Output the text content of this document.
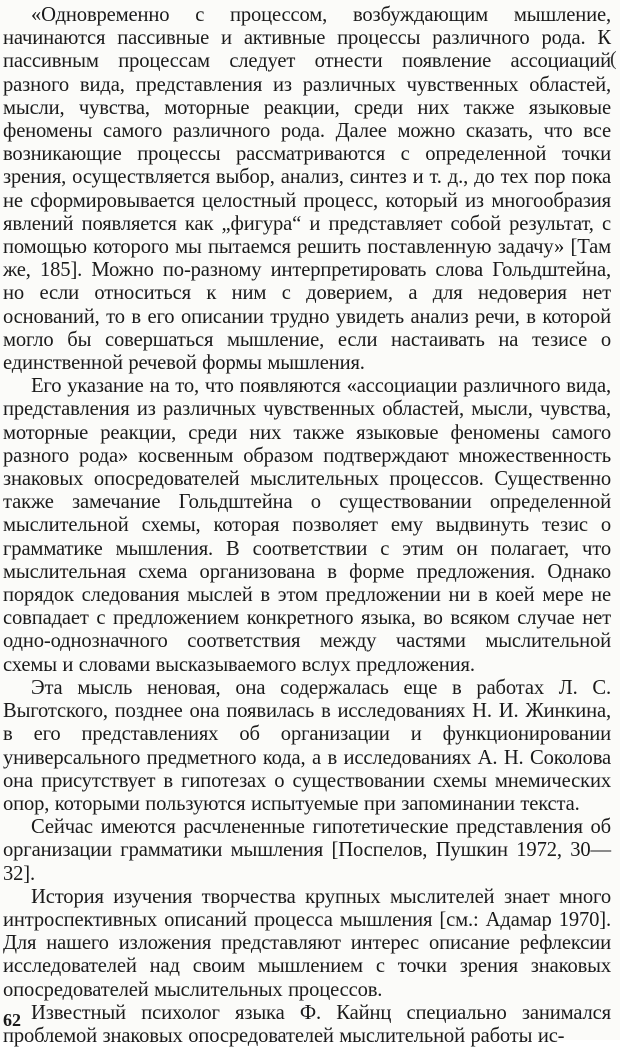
«Одновременно с процессом, возбуждающим мышление, начинаются пассивные и активные процессы различного рода. К пассивным процессам следует отнести появление ассоциаций разного вида, представления из различных чувственных областей, мысли, чувства, моторные реакции, среди них также языковые феномены самого различного рода. Далее можно сказать, что все возникающие процессы рассматриваются с определенной точки зрения, осуществляется выбор, анализ, синтез и т. д., до тех пор пока не сформировывается целостный процесс, который из многообразия явлений появляется как „фигура“ и представляет собой результат, с помощью которого мы пытаемся решить поставленную задачу» [Там же, 185]. Можно по-разному интерпретировать слова Гольдштейна, но если относиться к ним с доверием, а для недоверия нет оснований, то в его описании трудно увидеть анализ речи, в которой могло бы совершаться мышление, если настаивать на тезисе о единственной речевой формы мышления.

Его указание на то, что появляются «ассоциации различного вида, представления из различных чувственных областей, мысли, чувства, моторные реакции, среди них также языковые феномены самого разного рода» косвенным образом подтверждают множественность знаковых опосредователей мыслительных процессов. Существенно также замечание Гольдштейна о существовании определенной мыслительной схемы, которая позволяет ему выдвинуть тезис о грамматике мышления. В соответствии с этим он полагает, что мыслительная схема организована в форме предложения. Однако порядок следования мыслей в этом предложении ни в коей мере не совпадает с предложением конкретного языка, во всяком случае нет одно-однозначного соответствия между частями мыслительной схемы и словами высказываемого вслух предложения.

Эта мысль неновая, она содержалась еще в работах Л. С. Выготского, позднее она появилась в исследованиях Н. И. Жинкина, в его представлениях об организации и функционировании универсального предметного кода, а в исследованиях А. Н. Соколова она присутствует в гипотезах о существовании схемы мнемических опор, которыми пользуются испытуемые при запоминании текста.

Сейчас имеются расчлененные гипотетические представления об организации грамматики мышления [Поспелов, Пушкин 1972, 30—32].

История изучения творчества крупных мыслителей знает много интроспективных описаний процесса мышления [см.: Адамар 1970]. Для нашего изложения представляют интерес описание рефлексии исследователей над своим мышлением с точки зрения знаковых опосредователей мыслительных процессов.

Известный психолог языка Ф. Кайнц специально занимался проблемой знаковых опосредователей мыслительной работы ис-

(
62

**EXERCISE:** Count the lines that include the word "мыслительной" and state the result as a bare number.

**EXERCISE ANSWER:** 2